— Task instructions —
Go through the data below. List every line that holds the word "иностранное".

— Records to process —
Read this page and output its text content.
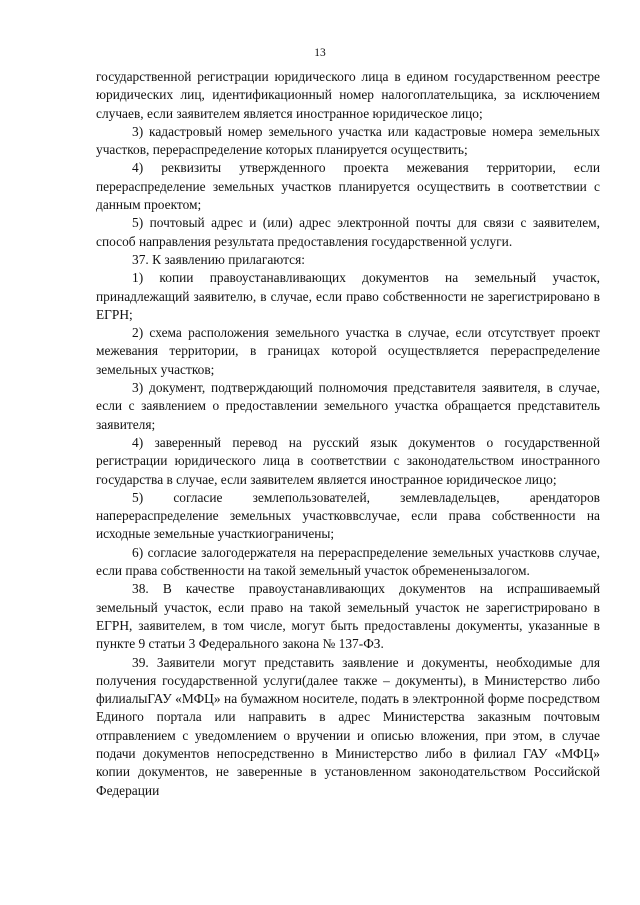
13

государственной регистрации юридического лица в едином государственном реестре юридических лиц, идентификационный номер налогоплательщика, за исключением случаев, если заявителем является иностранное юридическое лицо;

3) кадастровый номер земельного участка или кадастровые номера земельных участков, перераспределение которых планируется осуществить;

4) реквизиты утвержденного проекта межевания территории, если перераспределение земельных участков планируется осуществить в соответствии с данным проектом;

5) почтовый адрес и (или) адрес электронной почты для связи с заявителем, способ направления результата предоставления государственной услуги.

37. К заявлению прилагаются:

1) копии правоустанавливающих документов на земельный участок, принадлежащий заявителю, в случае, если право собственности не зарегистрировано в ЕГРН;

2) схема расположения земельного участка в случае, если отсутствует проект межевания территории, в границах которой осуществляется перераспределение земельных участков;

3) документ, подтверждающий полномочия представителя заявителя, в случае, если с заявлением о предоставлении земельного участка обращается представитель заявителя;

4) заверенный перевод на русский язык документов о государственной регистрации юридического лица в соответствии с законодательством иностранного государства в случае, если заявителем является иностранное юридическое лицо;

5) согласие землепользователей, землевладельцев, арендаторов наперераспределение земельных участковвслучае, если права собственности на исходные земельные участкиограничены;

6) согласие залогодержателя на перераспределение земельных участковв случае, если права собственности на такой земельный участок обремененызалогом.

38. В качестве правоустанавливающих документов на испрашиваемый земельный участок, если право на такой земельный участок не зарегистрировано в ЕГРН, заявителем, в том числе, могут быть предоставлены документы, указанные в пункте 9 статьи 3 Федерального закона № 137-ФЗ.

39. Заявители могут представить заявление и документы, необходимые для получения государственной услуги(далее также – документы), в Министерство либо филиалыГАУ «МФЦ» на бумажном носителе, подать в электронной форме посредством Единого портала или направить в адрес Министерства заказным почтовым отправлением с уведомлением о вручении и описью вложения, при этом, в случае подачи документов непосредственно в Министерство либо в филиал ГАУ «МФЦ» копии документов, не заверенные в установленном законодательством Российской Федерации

...

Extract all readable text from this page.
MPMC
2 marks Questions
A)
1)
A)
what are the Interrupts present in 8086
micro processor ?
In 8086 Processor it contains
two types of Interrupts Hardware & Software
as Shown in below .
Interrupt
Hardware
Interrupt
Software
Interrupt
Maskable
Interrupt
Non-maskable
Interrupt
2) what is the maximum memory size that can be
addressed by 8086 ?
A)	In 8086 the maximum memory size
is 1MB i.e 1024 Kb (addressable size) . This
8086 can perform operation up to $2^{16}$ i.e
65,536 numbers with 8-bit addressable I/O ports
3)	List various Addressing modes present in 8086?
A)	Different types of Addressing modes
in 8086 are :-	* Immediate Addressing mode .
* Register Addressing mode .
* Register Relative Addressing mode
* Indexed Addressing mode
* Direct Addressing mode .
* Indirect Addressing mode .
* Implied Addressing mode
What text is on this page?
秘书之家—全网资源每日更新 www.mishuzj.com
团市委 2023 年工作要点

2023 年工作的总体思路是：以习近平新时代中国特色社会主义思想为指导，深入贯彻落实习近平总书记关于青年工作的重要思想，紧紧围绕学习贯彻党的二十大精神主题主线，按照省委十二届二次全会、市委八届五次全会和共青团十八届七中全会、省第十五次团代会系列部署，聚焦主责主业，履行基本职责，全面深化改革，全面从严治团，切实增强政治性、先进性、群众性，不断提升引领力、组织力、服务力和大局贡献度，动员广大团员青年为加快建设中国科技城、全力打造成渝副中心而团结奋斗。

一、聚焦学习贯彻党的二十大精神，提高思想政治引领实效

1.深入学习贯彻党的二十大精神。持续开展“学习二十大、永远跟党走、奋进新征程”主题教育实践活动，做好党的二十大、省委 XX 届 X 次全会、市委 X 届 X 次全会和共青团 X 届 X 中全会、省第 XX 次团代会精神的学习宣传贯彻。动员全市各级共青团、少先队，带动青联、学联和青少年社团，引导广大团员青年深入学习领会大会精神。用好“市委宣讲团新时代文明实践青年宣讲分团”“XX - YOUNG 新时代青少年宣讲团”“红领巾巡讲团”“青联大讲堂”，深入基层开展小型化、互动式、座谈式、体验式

...

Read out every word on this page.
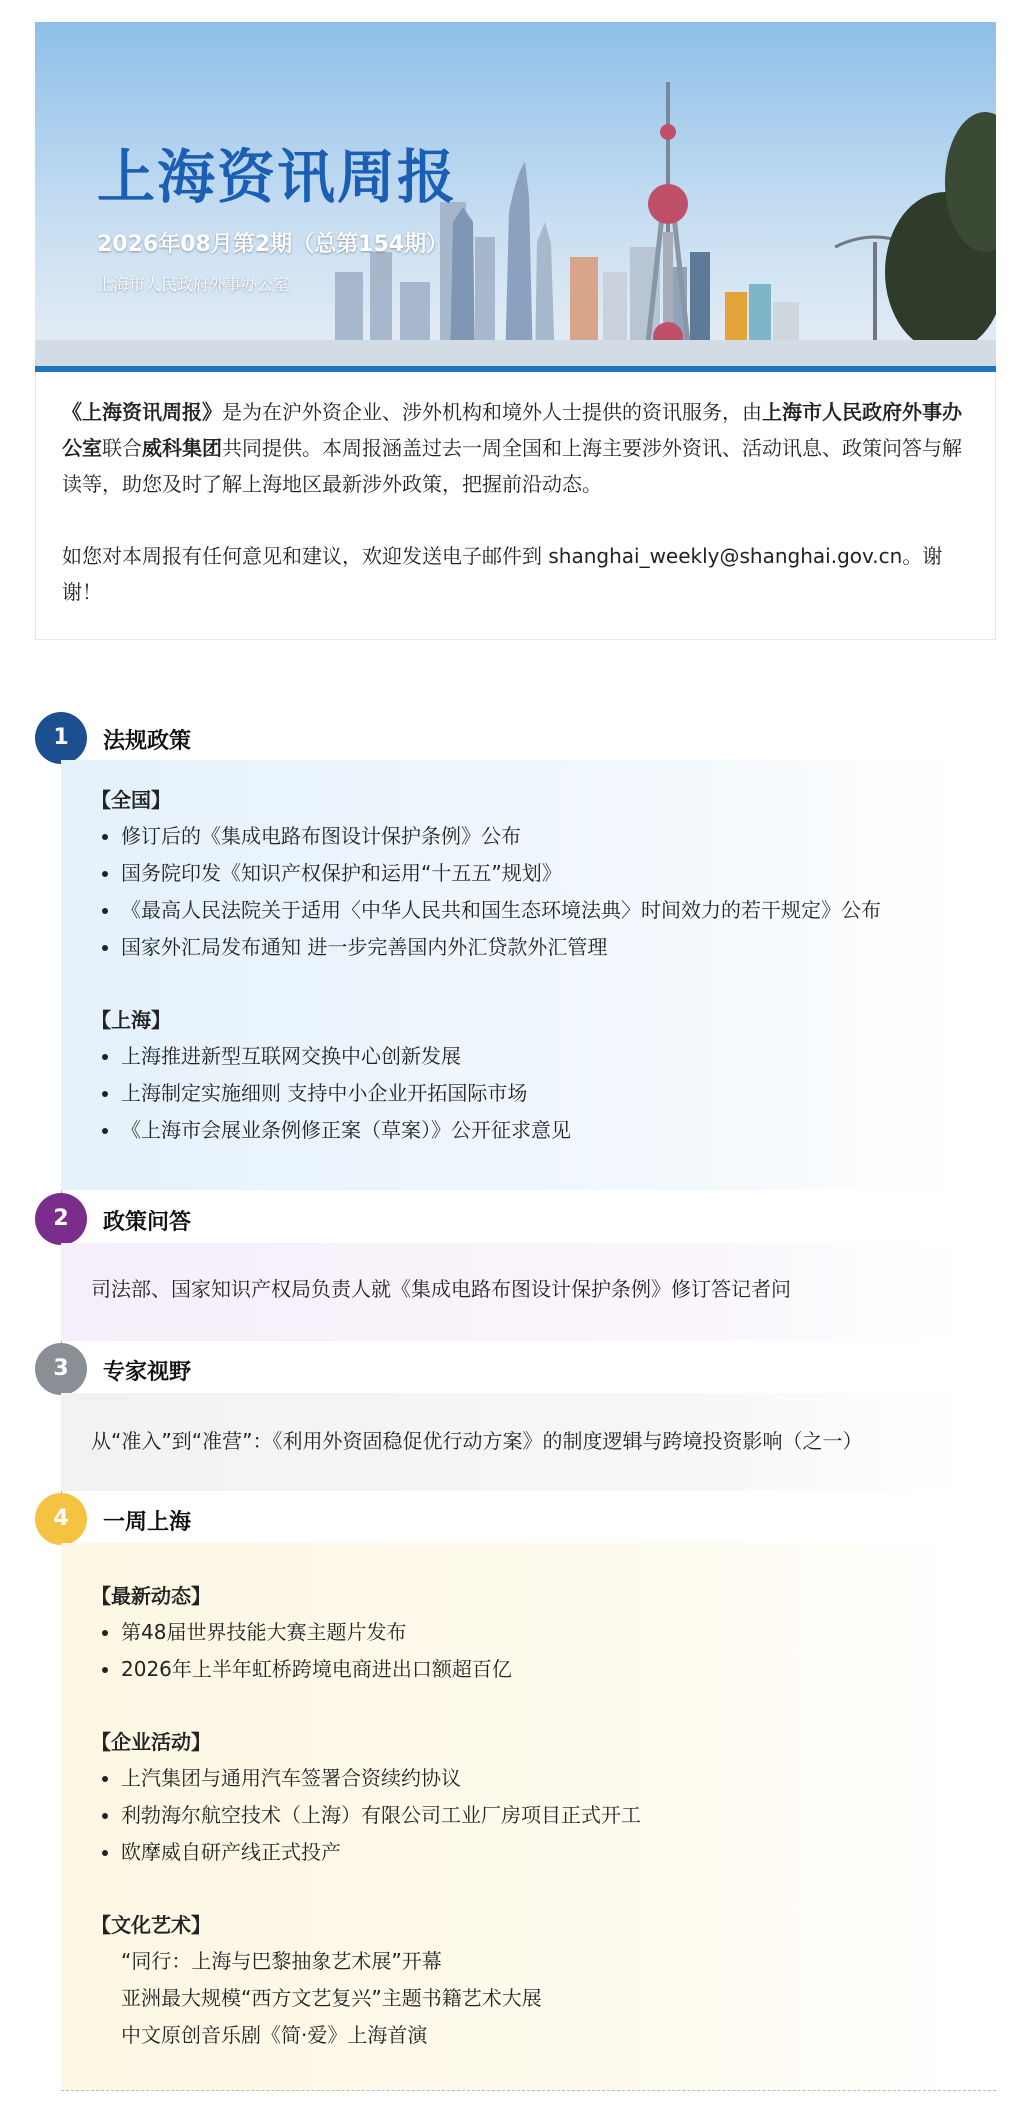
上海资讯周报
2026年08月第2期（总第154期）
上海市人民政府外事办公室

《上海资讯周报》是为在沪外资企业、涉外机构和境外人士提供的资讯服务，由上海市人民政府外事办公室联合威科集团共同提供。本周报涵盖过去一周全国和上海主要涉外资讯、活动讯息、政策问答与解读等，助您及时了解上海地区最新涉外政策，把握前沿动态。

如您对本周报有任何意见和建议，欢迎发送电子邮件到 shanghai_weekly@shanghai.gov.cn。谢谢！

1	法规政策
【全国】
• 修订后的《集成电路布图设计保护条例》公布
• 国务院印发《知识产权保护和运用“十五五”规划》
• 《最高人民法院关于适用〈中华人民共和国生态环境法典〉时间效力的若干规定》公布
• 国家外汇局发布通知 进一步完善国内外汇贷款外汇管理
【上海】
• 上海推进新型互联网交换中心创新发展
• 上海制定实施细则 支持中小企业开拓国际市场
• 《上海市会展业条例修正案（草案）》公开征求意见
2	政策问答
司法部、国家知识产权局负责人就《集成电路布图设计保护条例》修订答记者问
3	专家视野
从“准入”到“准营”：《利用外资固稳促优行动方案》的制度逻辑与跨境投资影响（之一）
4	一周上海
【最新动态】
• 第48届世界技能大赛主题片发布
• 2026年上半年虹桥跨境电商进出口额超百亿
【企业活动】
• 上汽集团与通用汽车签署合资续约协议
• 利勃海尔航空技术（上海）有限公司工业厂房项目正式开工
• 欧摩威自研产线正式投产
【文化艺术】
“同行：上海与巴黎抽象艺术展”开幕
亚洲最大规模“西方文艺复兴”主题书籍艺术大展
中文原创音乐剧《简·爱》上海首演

— Full response —
государственной регистрации юридического лица в едином государственном реестре юридических лиц, идентификационный номер налогоплательщика, за исключением случаев, если заявителем является иностранное юридическое лицо;
4) заверенный перевод на русский язык документов о государственной регистрации юридического лица в соответствии с законодательством иностранного государства в случае, если заявителем является иностранное юридическое лицо;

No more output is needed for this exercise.